[Excerpt from a dataset]
* start *

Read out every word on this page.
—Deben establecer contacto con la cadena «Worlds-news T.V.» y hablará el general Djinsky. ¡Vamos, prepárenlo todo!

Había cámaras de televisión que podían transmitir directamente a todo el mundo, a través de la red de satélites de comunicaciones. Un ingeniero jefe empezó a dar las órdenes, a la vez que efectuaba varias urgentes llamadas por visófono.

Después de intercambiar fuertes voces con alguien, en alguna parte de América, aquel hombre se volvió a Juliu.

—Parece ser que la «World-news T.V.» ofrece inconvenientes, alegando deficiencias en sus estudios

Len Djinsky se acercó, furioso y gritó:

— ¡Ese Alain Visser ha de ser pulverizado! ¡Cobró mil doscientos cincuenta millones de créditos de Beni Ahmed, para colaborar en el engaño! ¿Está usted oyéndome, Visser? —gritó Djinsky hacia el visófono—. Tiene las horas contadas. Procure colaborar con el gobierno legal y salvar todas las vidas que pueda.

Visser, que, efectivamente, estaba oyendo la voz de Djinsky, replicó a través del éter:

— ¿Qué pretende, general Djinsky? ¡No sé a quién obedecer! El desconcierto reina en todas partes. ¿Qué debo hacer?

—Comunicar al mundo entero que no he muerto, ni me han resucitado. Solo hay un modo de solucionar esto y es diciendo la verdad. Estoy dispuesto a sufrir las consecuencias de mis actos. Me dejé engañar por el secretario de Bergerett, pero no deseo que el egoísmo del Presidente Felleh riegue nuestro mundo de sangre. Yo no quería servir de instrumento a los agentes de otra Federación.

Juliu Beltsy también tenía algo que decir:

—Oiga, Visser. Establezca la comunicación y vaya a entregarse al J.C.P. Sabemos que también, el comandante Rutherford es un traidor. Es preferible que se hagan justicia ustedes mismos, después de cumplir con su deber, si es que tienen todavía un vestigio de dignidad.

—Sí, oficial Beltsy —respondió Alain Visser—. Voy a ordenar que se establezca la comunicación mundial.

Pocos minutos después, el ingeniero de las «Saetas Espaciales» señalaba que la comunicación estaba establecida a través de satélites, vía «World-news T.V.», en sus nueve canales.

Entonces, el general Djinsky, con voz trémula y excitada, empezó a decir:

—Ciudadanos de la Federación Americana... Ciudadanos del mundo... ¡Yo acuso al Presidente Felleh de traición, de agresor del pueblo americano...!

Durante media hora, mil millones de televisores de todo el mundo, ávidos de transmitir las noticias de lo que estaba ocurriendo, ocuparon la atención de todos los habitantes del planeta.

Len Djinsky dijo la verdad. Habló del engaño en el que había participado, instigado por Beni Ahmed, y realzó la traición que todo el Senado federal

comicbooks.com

* end *

→ WHAT YOU ARE ASKED TO DO
Return all of the data exactly as it reads.

→ WRITTEN ANSWER
Read out every word on this page.
—Deben establecer contacto con la cadena «Worlds-news T.V.» y hablará el general Djinsky. ¡Vamos, prepárenlo todo!

Había cámaras de televisión que podían transmitir directamente a todo el mundo, a través de la red de satélites de comunicaciones. Un ingeniero jefe empezó a dar las órdenes, a la vez que efectuaba varias urgentes llamadas por visófono.

Después de intercambiar fuertes voces con alguien, en alguna parte de América, aquel hombre se volvió a Juliu.

—Parece ser que la «World-news T.V.» ofrece inconvenientes, alegando deficiencias en sus estudios

Len Djinsky se acercó, furioso y gritó:

— ¡Ese Alain Visser ha de ser pulverizado! ¡Cobró mil doscientos cincuenta millones de créditos de Beni Ahmed, para colaborar en el engaño! ¿Está usted oyéndome, Visser? —gritó Djinsky hacia el visófono—. Tiene las horas contadas. Procure colaborar con el gobierno legal y salvar todas las vidas que pueda.

Visser, que, efectivamente, estaba oyendo la voz de Djinsky, replicó a través del éter:

— ¿Qué pretende, general Djinsky? ¡No sé a quién obedecer! El desconcierto reina en todas partes. ¿Qué debo hacer?

—Comunicar al mundo entero que no he muerto, ni me han resucitado. Solo hay un modo de solucionar esto y es diciendo la verdad. Estoy dispuesto a sufrir las consecuencias de mis actos. Me dejé engañar por el secretario de Bergerett, pero no deseo que el egoísmo del Presidente Felleh riegue nuestro mundo de sangre. Yo no quería servir de instrumento a los agentes de otra Federación.

Juliu Beltsy también tenía algo que decir:

—Oiga, Visser. Establezca la comunicación y vaya a entregarse al J.C.P. Sabemos que también, el comandante Rutherford es un traidor. Es preferible que se hagan justicia ustedes mismos, después de cumplir con su deber, si es que tienen todavía un vestigio de dignidad.

—Sí, oficial Beltsy —respondió Alain Visser—. Voy a ordenar que se establezca la comunicación mundial.

Pocos minutos después, el ingeniero de las «Saetas Espaciales» señalaba que la comunicación estaba establecida a través de satélites, vía «World-news T.V.», en sus nueve canales.

Entonces, el general Djinsky, con voz trémula y excitada, empezó a decir:

—Ciudadanos de la Federación Americana... Ciudadanos del mundo... ¡Yo acuso al Presidente Felleh de traición, de agresor del pueblo americano...!

Durante media hora, mil millones de televisores de todo el mundo, ávidos de transmitir las noticias de lo que estaba ocurriendo, ocuparon la atención de todos los habitantes del planeta.

Len Djinsky dijo la verdad. Habló del engaño en el que había participado, instigado por Beni Ahmed, y realzó la traición que todo el Senado federal

comicbooks.com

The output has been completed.